**Request:**
Emit the entire listing verbatim.
================================
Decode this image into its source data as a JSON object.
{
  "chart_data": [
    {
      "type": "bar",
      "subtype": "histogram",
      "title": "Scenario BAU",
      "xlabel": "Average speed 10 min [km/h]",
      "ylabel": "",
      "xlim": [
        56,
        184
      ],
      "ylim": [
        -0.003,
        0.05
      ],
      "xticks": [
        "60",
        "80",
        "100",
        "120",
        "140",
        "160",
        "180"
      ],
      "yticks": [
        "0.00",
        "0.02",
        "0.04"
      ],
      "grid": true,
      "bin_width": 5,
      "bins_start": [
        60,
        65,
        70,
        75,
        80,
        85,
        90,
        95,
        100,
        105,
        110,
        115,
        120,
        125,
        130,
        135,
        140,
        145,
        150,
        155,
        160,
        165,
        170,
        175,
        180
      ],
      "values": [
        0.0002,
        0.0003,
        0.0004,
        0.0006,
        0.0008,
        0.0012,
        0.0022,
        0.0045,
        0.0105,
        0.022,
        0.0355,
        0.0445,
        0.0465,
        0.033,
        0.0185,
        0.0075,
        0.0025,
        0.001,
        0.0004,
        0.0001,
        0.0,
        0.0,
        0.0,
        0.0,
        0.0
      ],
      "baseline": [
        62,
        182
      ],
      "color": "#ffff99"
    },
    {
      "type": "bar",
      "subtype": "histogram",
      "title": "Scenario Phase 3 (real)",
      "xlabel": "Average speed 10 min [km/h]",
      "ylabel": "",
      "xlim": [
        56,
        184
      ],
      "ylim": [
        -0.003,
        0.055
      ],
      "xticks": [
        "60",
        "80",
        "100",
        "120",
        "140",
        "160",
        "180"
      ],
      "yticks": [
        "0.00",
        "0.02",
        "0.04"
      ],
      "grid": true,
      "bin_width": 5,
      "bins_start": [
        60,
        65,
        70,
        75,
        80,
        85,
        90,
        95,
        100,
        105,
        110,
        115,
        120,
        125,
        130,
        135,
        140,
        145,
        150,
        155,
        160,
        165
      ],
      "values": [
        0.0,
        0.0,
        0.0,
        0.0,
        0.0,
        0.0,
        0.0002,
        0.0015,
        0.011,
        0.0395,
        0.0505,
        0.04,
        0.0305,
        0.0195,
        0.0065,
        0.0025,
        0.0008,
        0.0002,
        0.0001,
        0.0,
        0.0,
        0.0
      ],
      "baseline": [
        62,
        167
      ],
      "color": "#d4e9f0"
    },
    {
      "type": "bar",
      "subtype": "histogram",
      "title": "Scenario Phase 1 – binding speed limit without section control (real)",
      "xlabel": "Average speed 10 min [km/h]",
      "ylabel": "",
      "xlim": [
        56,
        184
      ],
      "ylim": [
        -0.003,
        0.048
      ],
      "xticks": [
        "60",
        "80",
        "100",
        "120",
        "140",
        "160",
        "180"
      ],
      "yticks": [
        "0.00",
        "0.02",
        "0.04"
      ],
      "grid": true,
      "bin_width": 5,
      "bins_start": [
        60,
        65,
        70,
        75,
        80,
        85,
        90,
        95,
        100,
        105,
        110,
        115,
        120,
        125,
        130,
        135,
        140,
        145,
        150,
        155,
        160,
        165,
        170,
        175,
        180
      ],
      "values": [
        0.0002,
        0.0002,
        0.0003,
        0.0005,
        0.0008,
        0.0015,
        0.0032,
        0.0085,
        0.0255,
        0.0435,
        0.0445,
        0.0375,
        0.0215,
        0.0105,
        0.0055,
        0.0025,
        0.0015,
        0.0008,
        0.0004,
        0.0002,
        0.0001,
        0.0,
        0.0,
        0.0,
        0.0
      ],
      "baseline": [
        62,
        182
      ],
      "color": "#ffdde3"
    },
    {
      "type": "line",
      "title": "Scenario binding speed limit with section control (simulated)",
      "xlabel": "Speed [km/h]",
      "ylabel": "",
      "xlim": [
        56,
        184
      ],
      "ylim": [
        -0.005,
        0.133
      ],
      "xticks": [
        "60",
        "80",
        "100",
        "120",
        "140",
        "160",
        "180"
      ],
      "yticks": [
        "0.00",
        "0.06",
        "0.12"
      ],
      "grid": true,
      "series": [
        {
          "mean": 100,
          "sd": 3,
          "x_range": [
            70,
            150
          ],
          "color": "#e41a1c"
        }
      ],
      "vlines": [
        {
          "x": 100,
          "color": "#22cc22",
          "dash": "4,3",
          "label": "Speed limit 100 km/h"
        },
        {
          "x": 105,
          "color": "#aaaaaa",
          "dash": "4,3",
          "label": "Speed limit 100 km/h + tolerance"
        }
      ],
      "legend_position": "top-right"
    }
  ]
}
================================
**Output for this exercise:**
Decode this image into its source data as a JSON object.
{
  "chart_data": [
    {
      "type": "bar",
      "subtype": "histogram",
      "title": "Scenario BAU",
      "xlabel": "Average speed 10 min [km/h]",
      "ylabel": "",
      "xlim": [
        56,
        184
      ],
      "ylim": [
        -0.003,
        0.05
      ],
      "xticks": [
        "60",
        "80",
        "100",
        "120",
        "140",
        "160",
        "180"
      ],
      "yticks": [
        "0.00",
        "0.02",
        "0.04"
      ],
      "grid": true,
      "bin_width": 5,
      "bins_start": [
        60,
        65,
        70,
        75,
        80,
        85,
        90,
        95,
        100,
        105,
        110,
        115,
        120,
        125,
        130,
        135,
        140,
        145,
        150,
        155,
        160,
        165,
        170,
        175,
        180
      ],
      "values": [
        0.0002,
        0.0003,
        0.0004,
        0.0006,
        0.0008,
        0.0012,
        0.0022,
        0.0045,
        0.0105,
        0.022,
        0.0355,
        0.0445,
        0.0465,
        0.033,
        0.0185,
        0.0075,
        0.0025,
        0.001,
        0.0004,
        0.0001,
        0.0,
        0.0,
        0.0,
        0.0,
        0.0
      ],
      "baseline": [
        62,
        182
      ],
      "color": "#ffff99"
    },
    {
      "type": "bar",
      "subtype": "histogram",
      "title": "Scenario Phase 3 (real)",
      "xlabel": "Average speed 10 min [km/h]",
      "ylabel": "",
      "xlim": [
        56,
        184
      ],
      "ylim": [
        -0.003,
        0.055
      ],
      "xticks": [
        "60",
        "80",
        "100",
        "120",
        "140",
        "160",
        "180"
      ],
      "yticks": [
        "0.00",
        "0.02",
        "0.04"
      ],
      "grid": true,
      "bin_width": 5,
      "bins_start": [
        60,
        65,
        70,
        75,
        80,
        85,
        90,
        95,
        100,
        105,
        110,
        115,
        120,
        125,
        130,
        135,
        140,
        145,
        150,
        155,
        160,
        165
      ],
      "values": [
        0.0,
        0.0,
        0.0,
        0.0,
        0.0,
        0.0,
        0.0002,
        0.0015,
        0.011,
        0.0395,
        0.0505,
        0.04,
        0.0305,
        0.0195,
        0.0065,
        0.0025,
        0.0008,
        0.0002,
        0.0001,
        0.0,
        0.0,
        0.0
      ],
      "baseline": [
        62,
        167
      ],
      "color": "#d4e9f0"
    },
    {
      "type": "bar",
      "subtype": "histogram",
      "title": "Scenario Phase 1 – binding speed limit without section control (real)",
      "xlabel": "Average speed 10 min [km/h]",
      "ylabel": "",
      "xlim": [
        56,
        184
      ],
      "ylim": [
        -0.003,
        0.048
      ],
      "xticks": [
        "60",
        "80",
        "100",
        "120",
        "140",
        "160",
        "180"
      ],
      "yticks": [
        "0.00",
        "0.02",
        "0.04"
      ],
      "grid": true,
      "bin_width": 5,
      "bins_start": [
        60,
        65,
        70,
        75,
        80,
        85,
        90,
        95,
        100,
        105,
        110,
        115,
        120,
        125,
        130,
        135,
        140,
        145,
        150,
        155,
        160,
        165,
        170,
        175,
        180
      ],
      "values": [
        0.0002,
        0.0002,
        0.0003,
        0.0005,
        0.0008,
        0.0015,
        0.0032,
        0.0085,
        0.0255,
        0.0435,
        0.0445,
        0.0375,
        0.0215,
        0.0105,
        0.0055,
        0.0025,
        0.0015,
        0.0008,
        0.0004,
        0.0002,
        0.0001,
        0.0,
        0.0,
        0.0,
        0.0
      ],
      "baseline": [
        62,
        182
      ],
      "color": "#ffdde3"
    },
    {
      "type": "line",
      "title": "Scenario binding speed limit with section control (simulated)",
      "xlabel": "Speed [km/h]",
      "ylabel": "",
      "xlim": [
        56,
        184
      ],
      "ylim": [
        -0.005,
        0.133
      ],
      "xticks": [
        "60",
        "80",
        "100",
        "120",
        "140",
        "160",
        "180"
      ],
      "yticks": [
        "0.00",
        "0.06",
        "0.12"
      ],
      "grid": true,
      "series": [
        {
          "mean": 100,
          "sd": 3,
          "x_range": [
            70,
            150
          ],
          "color": "#e41a1c"
        }
      ],
      "vlines": [
        {
          "x": 100,
          "color": "#22cc22",
          "dash": "4,3",
          "label": "Speed limit 100 km/h"
        },
        {
          "x": 105,
          "color": "#aaaaaa",
          "dash": "4,3",
          "label": "Speed limit 100 km/h + tolerance"
        }
      ],
      "legend_position": "top-right"
    }
  ]
}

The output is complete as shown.